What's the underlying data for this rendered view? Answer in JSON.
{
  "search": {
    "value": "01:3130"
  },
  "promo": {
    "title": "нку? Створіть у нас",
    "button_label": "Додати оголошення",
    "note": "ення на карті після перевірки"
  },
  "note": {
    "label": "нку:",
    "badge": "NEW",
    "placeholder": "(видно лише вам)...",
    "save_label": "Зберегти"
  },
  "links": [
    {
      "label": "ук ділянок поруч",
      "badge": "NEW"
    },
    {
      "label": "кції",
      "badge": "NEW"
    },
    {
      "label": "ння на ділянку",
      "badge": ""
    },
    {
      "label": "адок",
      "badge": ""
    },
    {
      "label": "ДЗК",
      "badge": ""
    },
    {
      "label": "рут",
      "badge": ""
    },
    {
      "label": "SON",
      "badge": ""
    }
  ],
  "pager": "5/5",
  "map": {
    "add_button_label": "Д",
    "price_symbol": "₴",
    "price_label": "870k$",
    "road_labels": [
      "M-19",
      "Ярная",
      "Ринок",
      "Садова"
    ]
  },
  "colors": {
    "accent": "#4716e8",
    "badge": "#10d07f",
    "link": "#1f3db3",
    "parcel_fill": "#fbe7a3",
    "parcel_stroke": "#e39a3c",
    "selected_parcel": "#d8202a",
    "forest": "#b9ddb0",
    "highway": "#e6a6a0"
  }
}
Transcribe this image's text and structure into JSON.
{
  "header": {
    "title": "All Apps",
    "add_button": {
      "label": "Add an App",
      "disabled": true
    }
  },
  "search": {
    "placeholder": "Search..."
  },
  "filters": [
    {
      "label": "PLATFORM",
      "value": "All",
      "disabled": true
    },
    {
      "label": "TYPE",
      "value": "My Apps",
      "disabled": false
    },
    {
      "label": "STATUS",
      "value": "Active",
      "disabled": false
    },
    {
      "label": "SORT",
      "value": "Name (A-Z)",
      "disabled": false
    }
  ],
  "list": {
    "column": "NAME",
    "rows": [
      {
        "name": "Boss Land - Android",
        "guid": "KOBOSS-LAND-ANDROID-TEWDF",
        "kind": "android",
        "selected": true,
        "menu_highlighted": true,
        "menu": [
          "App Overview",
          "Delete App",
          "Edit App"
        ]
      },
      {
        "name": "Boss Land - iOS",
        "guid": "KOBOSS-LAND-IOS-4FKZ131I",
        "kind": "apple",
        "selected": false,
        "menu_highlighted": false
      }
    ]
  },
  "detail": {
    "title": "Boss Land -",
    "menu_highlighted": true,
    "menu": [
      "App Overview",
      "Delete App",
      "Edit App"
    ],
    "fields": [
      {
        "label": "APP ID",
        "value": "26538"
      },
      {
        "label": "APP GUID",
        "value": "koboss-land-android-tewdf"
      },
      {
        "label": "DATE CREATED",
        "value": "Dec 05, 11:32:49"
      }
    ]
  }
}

Directions ->
Reproduce the data in full, exactly as presented.

Result ->
What's the underlying data for this rendered view? Answer in JSON.
{
  "search": {
    "value": "01:3130"
  },
  "promo": {
    "title": "нку? Створіть у нас",
    "button_label": "Додати оголошення",
    "note": "ення на карті після перевірки"
  },
  "note": {
    "label": "нку:",
    "badge": "NEW",
    "placeholder": "(видно лише вам)...",
    "save_label": "Зберегти"
  },
  "links": [
    {
      "label": "ук ділянок поруч",
      "badge": "NEW"
    },
    {
      "label": "кції",
      "badge": "NEW"
    },
    {
      "label": "ння на ділянку",
      "badge": ""
    },
    {
      "label": "адок",
      "badge": ""
    },
    {
      "label": "ДЗК",
      "badge": ""
    },
    {
      "label": "рут",
      "badge": ""
    },
    {
      "label": "SON",
      "badge": ""
    }
  ],
  "pager": "5/5",
  "map": {
    "add_button_label": "Д",
    "price_symbol": "₴",
    "price_label": "870k$",
    "road_labels": [
      "M-19",
      "Ярная",
      "Ринок",
      "Садова"
    ]
  },
  "colors": {
    "accent": "#4716e8",
    "badge": "#10d07f",
    "link": "#1f3db3",
    "parcel_fill": "#fbe7a3",
    "parcel_stroke": "#e39a3c",
    "selected_parcel": "#d8202a",
    "forest": "#b9ddb0",
    "highway": "#e6a6a0"
  }
}
Transcribe this image's text and structure into JSON.
{
  "header": {
    "title": "All Apps",
    "add_button": {
      "label": "Add an App",
      "disabled": true
    }
  },
  "search": {
    "placeholder": "Search..."
  },
  "filters": [
    {
      "label": "PLATFORM",
      "value": "All",
      "disabled": true
    },
    {
      "label": "TYPE",
      "value": "My Apps",
      "disabled": false
    },
    {
      "label": "STATUS",
      "value": "Active",
      "disabled": false
    },
    {
      "label": "SORT",
      "value": "Name (A-Z)",
      "disabled": false
    }
  ],
  "list": {
    "column": "NAME",
    "rows": [
      {
        "name": "Boss Land - Android",
        "guid": "KOBOSS-LAND-ANDROID-TEWDF",
        "kind": "android",
        "selected": true,
        "menu_highlighted": true,
        "menu": [
          "App Overview",
          "Delete App",
          "Edit App"
        ]
      },
      {
        "name": "Boss Land - iOS",
        "guid": "KOBOSS-LAND-IOS-4FKZ131I",
        "kind": "apple",
        "selected": false,
        "menu_highlighted": false
      }
    ]
  },
  "detail": {
    "title": "Boss Land -",
    "menu_highlighted": true,
    "menu": [
      "App Overview",
      "Delete App",
      "Edit App"
    ],
    "fields": [
      {
        "label": "APP ID",
        "value": "26538"
      },
      {
        "label": "APP GUID",
        "value": "koboss-land-android-tewdf"
      },
      {
        "label": "DATE CREATED",
        "value": "Dec 05, 11:32:49"
      }
    ]
  }
}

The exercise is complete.